- **Challenge**:
Count the lines containing "JSON" in the entries underneath, and state that count without anything else.

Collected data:
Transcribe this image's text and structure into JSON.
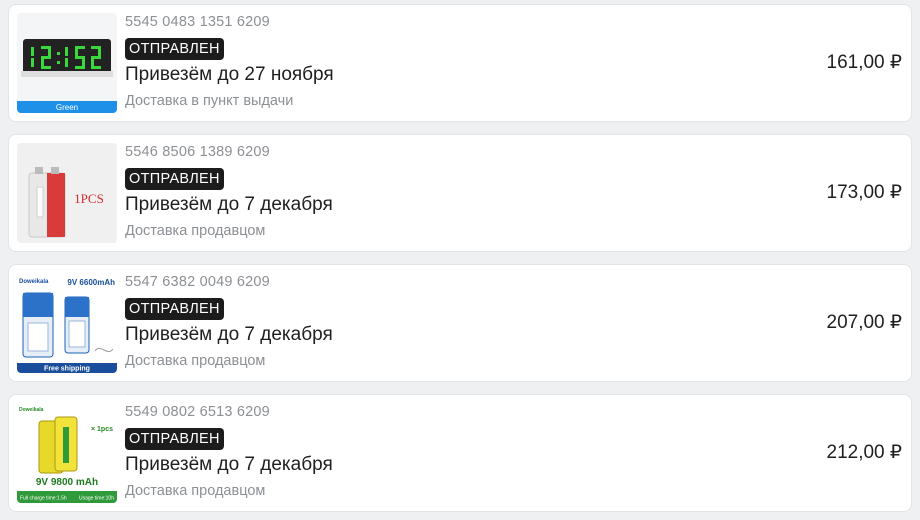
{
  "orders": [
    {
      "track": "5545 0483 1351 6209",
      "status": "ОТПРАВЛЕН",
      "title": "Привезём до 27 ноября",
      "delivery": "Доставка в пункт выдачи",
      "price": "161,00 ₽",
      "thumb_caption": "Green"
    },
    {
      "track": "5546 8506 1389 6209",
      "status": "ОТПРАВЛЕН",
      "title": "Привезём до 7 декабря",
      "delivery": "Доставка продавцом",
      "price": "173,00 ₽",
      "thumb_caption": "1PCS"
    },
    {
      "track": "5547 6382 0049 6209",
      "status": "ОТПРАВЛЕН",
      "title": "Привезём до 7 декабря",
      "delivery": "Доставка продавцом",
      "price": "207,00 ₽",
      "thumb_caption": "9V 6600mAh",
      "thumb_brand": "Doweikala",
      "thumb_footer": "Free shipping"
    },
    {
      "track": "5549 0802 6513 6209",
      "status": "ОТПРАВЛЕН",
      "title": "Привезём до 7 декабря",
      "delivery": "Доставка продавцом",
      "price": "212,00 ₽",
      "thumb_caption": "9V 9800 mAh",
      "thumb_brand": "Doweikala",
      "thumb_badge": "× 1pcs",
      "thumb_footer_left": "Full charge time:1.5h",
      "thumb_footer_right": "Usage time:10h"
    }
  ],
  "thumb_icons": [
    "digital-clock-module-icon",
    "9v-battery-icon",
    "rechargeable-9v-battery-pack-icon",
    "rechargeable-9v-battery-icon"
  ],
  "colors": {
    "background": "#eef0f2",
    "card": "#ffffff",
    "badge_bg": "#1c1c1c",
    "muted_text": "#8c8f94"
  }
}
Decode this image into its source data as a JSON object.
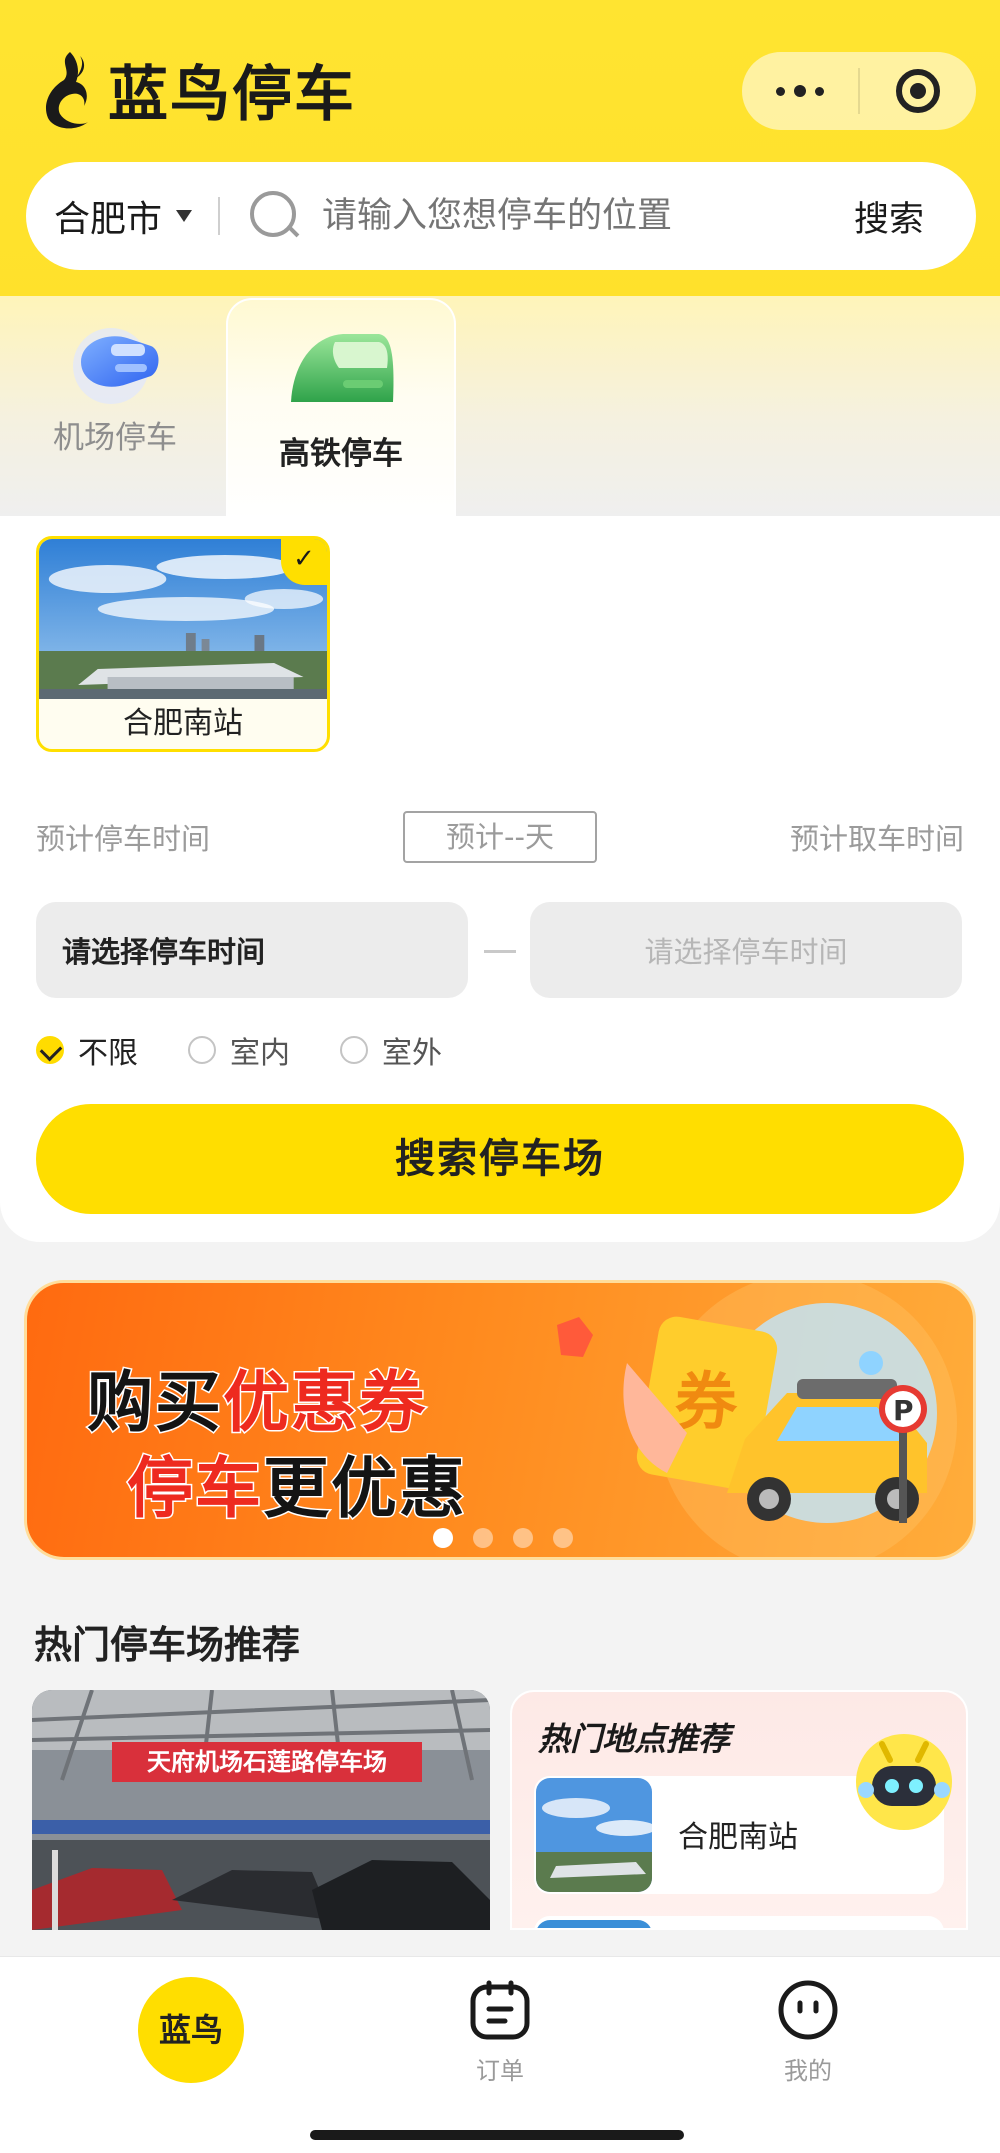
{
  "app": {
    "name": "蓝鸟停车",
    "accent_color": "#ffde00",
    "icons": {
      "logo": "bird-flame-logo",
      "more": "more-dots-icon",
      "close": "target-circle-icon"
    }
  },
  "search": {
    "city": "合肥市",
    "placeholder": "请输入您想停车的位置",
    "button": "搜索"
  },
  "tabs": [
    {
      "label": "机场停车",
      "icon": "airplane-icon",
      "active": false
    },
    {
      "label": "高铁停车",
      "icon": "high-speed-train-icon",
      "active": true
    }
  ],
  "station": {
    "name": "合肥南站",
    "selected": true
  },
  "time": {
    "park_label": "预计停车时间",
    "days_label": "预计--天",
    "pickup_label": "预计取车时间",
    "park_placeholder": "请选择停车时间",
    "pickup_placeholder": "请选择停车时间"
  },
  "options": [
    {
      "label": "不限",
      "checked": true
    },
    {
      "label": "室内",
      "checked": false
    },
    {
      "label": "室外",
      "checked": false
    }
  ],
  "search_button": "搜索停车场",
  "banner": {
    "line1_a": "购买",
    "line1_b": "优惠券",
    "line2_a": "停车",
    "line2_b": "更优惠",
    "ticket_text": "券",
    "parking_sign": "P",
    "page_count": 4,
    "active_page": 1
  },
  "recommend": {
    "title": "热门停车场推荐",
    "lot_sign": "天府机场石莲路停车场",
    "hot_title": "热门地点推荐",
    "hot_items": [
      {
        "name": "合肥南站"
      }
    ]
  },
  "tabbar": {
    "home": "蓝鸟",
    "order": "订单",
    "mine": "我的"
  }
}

- **Reply**:
2